STATED GOAL »
Give back the whole listing exactly as shown.

MATERIAL SUPPLIED »
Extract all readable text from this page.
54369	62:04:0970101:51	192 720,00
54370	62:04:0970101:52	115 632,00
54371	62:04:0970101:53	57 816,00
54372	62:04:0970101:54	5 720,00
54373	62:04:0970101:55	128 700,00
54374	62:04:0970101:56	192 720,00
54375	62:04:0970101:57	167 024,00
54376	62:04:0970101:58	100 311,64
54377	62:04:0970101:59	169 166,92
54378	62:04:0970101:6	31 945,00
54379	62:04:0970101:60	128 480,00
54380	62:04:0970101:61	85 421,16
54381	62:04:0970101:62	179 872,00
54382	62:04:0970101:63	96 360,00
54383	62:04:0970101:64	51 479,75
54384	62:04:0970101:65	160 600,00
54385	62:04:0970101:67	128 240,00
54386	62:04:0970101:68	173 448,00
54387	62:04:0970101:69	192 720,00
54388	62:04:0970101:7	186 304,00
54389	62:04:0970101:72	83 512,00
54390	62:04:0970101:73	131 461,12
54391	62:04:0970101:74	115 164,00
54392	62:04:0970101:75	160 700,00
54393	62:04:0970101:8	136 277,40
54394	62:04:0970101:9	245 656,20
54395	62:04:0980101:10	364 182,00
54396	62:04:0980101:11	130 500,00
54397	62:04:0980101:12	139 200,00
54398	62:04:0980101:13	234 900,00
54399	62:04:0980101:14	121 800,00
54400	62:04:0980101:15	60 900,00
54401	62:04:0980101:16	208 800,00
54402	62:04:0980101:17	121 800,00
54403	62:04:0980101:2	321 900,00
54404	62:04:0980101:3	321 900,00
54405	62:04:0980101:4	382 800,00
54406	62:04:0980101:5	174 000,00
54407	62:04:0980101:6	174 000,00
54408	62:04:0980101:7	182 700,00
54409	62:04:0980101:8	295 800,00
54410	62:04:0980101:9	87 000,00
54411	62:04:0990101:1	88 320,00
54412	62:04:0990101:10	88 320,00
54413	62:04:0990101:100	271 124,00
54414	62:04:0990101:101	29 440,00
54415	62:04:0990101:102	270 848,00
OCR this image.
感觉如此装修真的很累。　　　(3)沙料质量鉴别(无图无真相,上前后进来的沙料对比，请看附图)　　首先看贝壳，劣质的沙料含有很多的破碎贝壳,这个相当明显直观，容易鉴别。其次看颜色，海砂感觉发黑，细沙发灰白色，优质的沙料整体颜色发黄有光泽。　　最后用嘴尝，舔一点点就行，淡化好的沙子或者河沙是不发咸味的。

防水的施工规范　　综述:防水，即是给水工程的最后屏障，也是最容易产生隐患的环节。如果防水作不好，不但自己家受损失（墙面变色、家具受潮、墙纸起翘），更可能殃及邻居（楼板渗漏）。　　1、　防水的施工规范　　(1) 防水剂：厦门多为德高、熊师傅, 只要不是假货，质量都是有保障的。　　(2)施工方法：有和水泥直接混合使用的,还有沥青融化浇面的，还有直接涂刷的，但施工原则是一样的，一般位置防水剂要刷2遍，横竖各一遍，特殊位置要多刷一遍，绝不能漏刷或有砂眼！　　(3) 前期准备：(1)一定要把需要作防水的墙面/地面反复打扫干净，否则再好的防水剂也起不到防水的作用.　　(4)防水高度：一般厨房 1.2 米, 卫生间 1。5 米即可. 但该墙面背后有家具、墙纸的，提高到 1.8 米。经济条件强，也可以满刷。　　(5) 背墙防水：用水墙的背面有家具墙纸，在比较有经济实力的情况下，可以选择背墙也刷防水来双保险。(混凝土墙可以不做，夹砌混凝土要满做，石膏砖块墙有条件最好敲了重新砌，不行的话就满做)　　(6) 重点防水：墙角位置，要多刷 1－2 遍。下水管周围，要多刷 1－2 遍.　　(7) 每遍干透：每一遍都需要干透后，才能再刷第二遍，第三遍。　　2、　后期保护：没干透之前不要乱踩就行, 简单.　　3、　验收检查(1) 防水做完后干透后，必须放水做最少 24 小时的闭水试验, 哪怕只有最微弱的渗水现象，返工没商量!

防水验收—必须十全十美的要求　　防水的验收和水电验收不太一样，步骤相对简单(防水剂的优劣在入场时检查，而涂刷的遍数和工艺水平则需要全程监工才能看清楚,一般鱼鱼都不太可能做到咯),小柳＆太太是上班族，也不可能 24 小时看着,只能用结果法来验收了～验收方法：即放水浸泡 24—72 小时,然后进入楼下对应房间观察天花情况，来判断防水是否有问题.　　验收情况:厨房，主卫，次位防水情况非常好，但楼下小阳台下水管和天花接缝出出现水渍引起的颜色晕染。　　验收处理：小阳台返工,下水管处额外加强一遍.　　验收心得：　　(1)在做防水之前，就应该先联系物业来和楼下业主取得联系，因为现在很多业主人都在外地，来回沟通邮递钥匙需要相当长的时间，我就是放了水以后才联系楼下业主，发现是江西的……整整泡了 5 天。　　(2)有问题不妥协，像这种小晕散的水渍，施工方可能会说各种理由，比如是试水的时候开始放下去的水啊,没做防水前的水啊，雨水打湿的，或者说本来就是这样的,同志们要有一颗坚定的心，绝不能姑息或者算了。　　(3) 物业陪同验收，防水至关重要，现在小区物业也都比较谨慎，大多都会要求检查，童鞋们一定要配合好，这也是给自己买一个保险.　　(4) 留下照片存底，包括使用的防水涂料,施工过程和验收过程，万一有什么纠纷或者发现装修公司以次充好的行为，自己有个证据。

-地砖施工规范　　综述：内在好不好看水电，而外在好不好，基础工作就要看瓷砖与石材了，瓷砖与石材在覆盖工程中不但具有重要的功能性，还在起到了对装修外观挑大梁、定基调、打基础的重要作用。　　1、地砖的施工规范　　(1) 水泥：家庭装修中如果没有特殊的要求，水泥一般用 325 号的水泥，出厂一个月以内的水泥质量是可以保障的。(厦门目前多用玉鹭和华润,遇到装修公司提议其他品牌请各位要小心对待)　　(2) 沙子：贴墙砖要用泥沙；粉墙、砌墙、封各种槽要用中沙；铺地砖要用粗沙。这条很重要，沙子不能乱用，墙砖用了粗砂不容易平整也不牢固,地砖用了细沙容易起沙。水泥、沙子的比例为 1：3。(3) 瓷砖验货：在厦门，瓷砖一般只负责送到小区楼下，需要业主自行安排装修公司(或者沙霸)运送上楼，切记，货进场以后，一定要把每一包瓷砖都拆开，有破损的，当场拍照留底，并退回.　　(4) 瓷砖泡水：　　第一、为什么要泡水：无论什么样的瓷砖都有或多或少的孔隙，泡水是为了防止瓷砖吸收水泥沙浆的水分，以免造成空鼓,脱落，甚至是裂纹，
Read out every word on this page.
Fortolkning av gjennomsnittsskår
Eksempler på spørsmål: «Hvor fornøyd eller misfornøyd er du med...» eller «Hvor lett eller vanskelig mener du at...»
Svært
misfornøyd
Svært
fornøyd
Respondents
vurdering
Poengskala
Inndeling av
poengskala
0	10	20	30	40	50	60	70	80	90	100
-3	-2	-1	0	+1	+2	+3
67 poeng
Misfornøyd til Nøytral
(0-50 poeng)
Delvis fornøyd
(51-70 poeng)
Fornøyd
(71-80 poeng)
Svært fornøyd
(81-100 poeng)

RESULT OF THIS EXERCISE »
Extract all readable text from this page.
54369	62:04:0970101:51	192 720,00
54370	62:04:0970101:52	115 632,00
54371	62:04:0970101:53	57 816,00
54372	62:04:0970101:54	5 720,00
54373	62:04:0970101:55	128 700,00
54374	62:04:0970101:56	192 720,00
54375	62:04:0970101:57	167 024,00
54376	62:04:0970101:58	100 311,64
54377	62:04:0970101:59	169 166,92
54378	62:04:0970101:6	31 945,00
54379	62:04:0970101:60	128 480,00
54380	62:04:0970101:61	85 421,16
54381	62:04:0970101:62	179 872,00
54382	62:04:0970101:63	96 360,00
54383	62:04:0970101:64	51 479,75
54384	62:04:0970101:65	160 600,00
54385	62:04:0970101:67	128 240,00
54386	62:04:0970101:68	173 448,00
54387	62:04:0970101:69	192 720,00
54388	62:04:0970101:7	186 304,00
54389	62:04:0970101:72	83 512,00
54390	62:04:0970101:73	131 461,12
54391	62:04:0970101:74	115 164,00
54392	62:04:0970101:75	160 700,00
54393	62:04:0970101:8	136 277,40
54394	62:04:0970101:9	245 656,20
54395	62:04:0980101:10	364 182,00
54396	62:04:0980101:11	130 500,00
54397	62:04:0980101:12	139 200,00
54398	62:04:0980101:13	234 900,00
54399	62:04:0980101:14	121 800,00
54400	62:04:0980101:15	60 900,00
54401	62:04:0980101:16	208 800,00
54402	62:04:0980101:17	121 800,00
54403	62:04:0980101:2	321 900,00
54404	62:04:0980101:3	321 900,00
54405	62:04:0980101:4	382 800,00
54406	62:04:0980101:5	174 000,00
54407	62:04:0980101:6	174 000,00
54408	62:04:0980101:7	182 700,00
54409	62:04:0980101:8	295 800,00
54410	62:04:0980101:9	87 000,00
54411	62:04:0990101:1	88 320,00
54412	62:04:0990101:10	88 320,00
54413	62:04:0990101:100	271 124,00
54414	62:04:0990101:101	29 440,00
54415	62:04:0990101:102	270 848,00
OCR this image.
感觉如此装修真的很累。　　　(3)沙料质量鉴别(无图无真相,上前后进来的沙料对比，请看附图)　　首先看贝壳，劣质的沙料含有很多的破碎贝壳,这个相当明显直观，容易鉴别。其次看颜色，海砂感觉发黑，细沙发灰白色，优质的沙料整体颜色发黄有光泽。　　最后用嘴尝，舔一点点就行，淡化好的沙子或者河沙是不发咸味的。

防水的施工规范　　综述:防水，即是给水工程的最后屏障，也是最容易产生隐患的环节。如果防水作不好，不但自己家受损失（墙面变色、家具受潮、墙纸起翘），更可能殃及邻居（楼板渗漏）。　　1、　防水的施工规范　　(1) 防水剂：厦门多为德高、熊师傅, 只要不是假货，质量都是有保障的。　　(2)施工方法：有和水泥直接混合使用的,还有沥青融化浇面的，还有直接涂刷的，但施工原则是一样的，一般位置防水剂要刷2遍，横竖各一遍，特殊位置要多刷一遍，绝不能漏刷或有砂眼！　　(3) 前期准备：(1)一定要把需要作防水的墙面/地面反复打扫干净，否则再好的防水剂也起不到防水的作用.　　(4)防水高度：一般厨房 1.2 米, 卫生间 1。5 米即可. 但该墙面背后有家具、墙纸的，提高到 1.8 米。经济条件强，也可以满刷。　　(5) 背墙防水：用水墙的背面有家具墙纸，在比较有经济实力的情况下，可以选择背墙也刷防水来双保险。(混凝土墙可以不做，夹砌混凝土要满做，石膏砖块墙有条件最好敲了重新砌，不行的话就满做)　　(6) 重点防水：墙角位置，要多刷 1－2 遍。下水管周围，要多刷 1－2 遍.　　(7) 每遍干透：每一遍都需要干透后，才能再刷第二遍，第三遍。　　2、　后期保护：没干透之前不要乱踩就行, 简单.　　3、　验收检查(1) 防水做完后干透后，必须放水做最少 24 小时的闭水试验, 哪怕只有最微弱的渗水现象，返工没商量!

防水验收—必须十全十美的要求　　防水的验收和水电验收不太一样，步骤相对简单(防水剂的优劣在入场时检查，而涂刷的遍数和工艺水平则需要全程监工才能看清楚,一般鱼鱼都不太可能做到咯),小柳＆太太是上班族，也不可能 24 小时看着,只能用结果法来验收了～验收方法：即放水浸泡 24—72 小时,然后进入楼下对应房间观察天花情况，来判断防水是否有问题.　　验收情况:厨房，主卫，次位防水情况非常好，但楼下小阳台下水管和天花接缝出出现水渍引起的颜色晕染。　　验收处理：小阳台返工,下水管处额外加强一遍.　　验收心得：　　(1)在做防水之前，就应该先联系物业来和楼下业主取得联系，因为现在很多业主人都在外地，来回沟通邮递钥匙需要相当长的时间，我就是放了水以后才联系楼下业主，发现是江西的……整整泡了 5 天。　　(2)有问题不妥协，像这种小晕散的水渍，施工方可能会说各种理由，比如是试水的时候开始放下去的水啊,没做防水前的水啊，雨水打湿的，或者说本来就是这样的,同志们要有一颗坚定的心，绝不能姑息或者算了。　　(3) 物业陪同验收，防水至关重要，现在小区物业也都比较谨慎，大多都会要求检查，童鞋们一定要配合好，这也是给自己买一个保险.　　(4) 留下照片存底，包括使用的防水涂料,施工过程和验收过程，万一有什么纠纷或者发现装修公司以次充好的行为，自己有个证据。

-地砖施工规范　　综述：内在好不好看水电，而外在好不好，基础工作就要看瓷砖与石材了，瓷砖与石材在覆盖工程中不但具有重要的功能性，还在起到了对装修外观挑大梁、定基调、打基础的重要作用。　　1、地砖的施工规范　　(1) 水泥：家庭装修中如果没有特殊的要求，水泥一般用 325 号的水泥，出厂一个月以内的水泥质量是可以保障的。(厦门目前多用玉鹭和华润,遇到装修公司提议其他品牌请各位要小心对待)　　(2) 沙子：贴墙砖要用泥沙；粉墙、砌墙、封各种槽要用中沙；铺地砖要用粗沙。这条很重要，沙子不能乱用，墙砖用了粗砂不容易平整也不牢固,地砖用了细沙容易起沙。水泥、沙子的比例为 1：3。(3) 瓷砖验货：在厦门，瓷砖一般只负责送到小区楼下，需要业主自行安排装修公司(或者沙霸)运送上楼，切记，货进场以后，一定要把每一包瓷砖都拆开，有破损的，当场拍照留底，并退回.　　(4) 瓷砖泡水：　　第一、为什么要泡水：无论什么样的瓷砖都有或多或少的孔隙，泡水是为了防止瓷砖吸收水泥沙浆的水分，以免造成空鼓,脱落，甚至是裂纹，
Read out every word on this page.
Fortolkning av gjennomsnittsskår
Eksempler på spørsmål: «Hvor fornøyd eller misfornøyd er du med...» eller «Hvor lett eller vanskelig mener du at...»
Svært
misfornøyd
Svært
fornøyd
Respondents
vurdering
Poengskala
Inndeling av
poengskala
0	10	20	30	40	50	60	70	80	90	100
-3	-2	-1	0	+1	+2	+3
67 poeng
Misfornøyd til Nøytral
(0-50 poeng)
Delvis fornøyd
(51-70 poeng)
Fornøyd
(71-80 poeng)
Svært fornøyd
(81-100 poeng)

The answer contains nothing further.